#### [Exercise brief]
In the data that follows, count every line holding the string "samhörighet" and give the count alone.

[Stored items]
********************

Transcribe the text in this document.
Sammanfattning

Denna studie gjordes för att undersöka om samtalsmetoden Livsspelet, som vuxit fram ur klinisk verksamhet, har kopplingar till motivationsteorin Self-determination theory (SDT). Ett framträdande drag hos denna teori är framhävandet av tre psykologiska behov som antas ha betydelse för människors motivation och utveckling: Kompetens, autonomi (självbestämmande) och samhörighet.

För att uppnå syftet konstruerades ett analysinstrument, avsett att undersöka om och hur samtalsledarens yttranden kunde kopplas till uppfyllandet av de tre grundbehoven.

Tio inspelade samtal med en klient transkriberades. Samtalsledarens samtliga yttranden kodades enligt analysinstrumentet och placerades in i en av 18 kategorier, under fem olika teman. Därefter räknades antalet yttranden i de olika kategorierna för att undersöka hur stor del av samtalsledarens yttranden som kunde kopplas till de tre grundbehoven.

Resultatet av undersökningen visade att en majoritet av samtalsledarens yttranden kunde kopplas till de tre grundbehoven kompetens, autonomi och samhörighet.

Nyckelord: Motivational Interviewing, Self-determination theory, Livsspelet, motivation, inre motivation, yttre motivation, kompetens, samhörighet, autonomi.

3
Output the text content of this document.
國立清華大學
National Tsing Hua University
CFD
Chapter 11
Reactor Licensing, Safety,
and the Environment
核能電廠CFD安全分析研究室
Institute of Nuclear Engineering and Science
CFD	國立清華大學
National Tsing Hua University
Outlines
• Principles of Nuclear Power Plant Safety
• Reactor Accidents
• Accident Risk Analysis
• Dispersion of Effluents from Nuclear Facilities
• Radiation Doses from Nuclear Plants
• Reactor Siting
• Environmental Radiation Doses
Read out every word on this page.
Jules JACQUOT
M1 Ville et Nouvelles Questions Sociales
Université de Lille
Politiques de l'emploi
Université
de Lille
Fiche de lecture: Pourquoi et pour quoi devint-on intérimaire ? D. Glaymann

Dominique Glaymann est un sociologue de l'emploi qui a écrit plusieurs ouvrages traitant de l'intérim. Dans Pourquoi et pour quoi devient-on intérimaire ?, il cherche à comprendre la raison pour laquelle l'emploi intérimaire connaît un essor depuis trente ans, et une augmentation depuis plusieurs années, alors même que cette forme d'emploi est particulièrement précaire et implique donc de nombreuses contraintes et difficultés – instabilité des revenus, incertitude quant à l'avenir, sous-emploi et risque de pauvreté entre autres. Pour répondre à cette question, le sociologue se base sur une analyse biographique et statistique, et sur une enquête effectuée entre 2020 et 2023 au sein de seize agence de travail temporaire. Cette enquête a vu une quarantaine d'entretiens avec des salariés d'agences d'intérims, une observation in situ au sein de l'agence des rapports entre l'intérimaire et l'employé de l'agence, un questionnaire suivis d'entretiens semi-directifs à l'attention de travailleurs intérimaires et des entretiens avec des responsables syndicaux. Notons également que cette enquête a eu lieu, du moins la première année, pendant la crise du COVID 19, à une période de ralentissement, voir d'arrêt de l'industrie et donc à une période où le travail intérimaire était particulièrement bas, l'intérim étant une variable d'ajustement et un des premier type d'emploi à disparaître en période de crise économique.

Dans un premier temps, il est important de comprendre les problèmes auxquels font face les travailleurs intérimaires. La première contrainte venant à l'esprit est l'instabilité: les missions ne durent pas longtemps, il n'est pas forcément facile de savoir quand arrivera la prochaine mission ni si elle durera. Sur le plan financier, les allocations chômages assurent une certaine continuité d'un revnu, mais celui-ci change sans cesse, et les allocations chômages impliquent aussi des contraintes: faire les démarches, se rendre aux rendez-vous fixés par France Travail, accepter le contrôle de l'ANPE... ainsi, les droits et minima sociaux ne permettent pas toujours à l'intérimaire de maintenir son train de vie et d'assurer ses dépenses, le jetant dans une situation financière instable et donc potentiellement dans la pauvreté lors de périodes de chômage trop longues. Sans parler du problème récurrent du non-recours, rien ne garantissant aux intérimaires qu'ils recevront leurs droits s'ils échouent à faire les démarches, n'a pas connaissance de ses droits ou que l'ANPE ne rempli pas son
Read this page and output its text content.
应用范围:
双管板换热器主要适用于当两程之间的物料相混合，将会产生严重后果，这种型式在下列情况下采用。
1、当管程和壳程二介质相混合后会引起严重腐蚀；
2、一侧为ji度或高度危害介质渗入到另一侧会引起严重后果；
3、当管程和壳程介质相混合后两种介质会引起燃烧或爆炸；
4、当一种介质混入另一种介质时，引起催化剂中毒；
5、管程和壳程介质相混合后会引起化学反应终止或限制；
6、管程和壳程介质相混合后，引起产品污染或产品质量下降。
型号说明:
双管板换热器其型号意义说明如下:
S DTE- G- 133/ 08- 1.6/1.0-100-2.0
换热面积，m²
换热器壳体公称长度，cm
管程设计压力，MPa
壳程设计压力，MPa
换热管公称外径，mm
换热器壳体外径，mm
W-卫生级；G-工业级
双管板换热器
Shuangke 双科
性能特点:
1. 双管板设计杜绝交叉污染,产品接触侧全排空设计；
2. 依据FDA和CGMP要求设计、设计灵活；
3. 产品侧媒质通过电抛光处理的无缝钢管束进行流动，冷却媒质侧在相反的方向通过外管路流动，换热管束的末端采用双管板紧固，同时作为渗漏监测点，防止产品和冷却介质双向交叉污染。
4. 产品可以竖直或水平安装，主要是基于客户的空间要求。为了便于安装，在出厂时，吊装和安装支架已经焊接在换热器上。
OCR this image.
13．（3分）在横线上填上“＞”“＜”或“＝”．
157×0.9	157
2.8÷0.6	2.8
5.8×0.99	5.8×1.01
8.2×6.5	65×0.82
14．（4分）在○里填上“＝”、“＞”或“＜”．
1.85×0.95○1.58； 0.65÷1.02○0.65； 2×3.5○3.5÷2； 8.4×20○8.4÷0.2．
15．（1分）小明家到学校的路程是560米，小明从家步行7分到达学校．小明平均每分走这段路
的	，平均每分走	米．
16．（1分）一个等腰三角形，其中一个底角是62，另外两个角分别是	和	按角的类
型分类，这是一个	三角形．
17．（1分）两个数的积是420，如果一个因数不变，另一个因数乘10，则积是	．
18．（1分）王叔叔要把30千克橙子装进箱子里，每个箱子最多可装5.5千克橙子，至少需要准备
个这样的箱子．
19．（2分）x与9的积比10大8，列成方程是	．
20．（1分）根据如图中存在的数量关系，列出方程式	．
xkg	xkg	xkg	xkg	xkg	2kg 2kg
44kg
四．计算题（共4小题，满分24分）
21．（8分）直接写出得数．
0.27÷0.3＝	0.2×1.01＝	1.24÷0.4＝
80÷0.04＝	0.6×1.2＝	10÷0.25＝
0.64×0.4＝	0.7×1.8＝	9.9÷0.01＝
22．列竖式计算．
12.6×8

********************

#### [Written solution]
3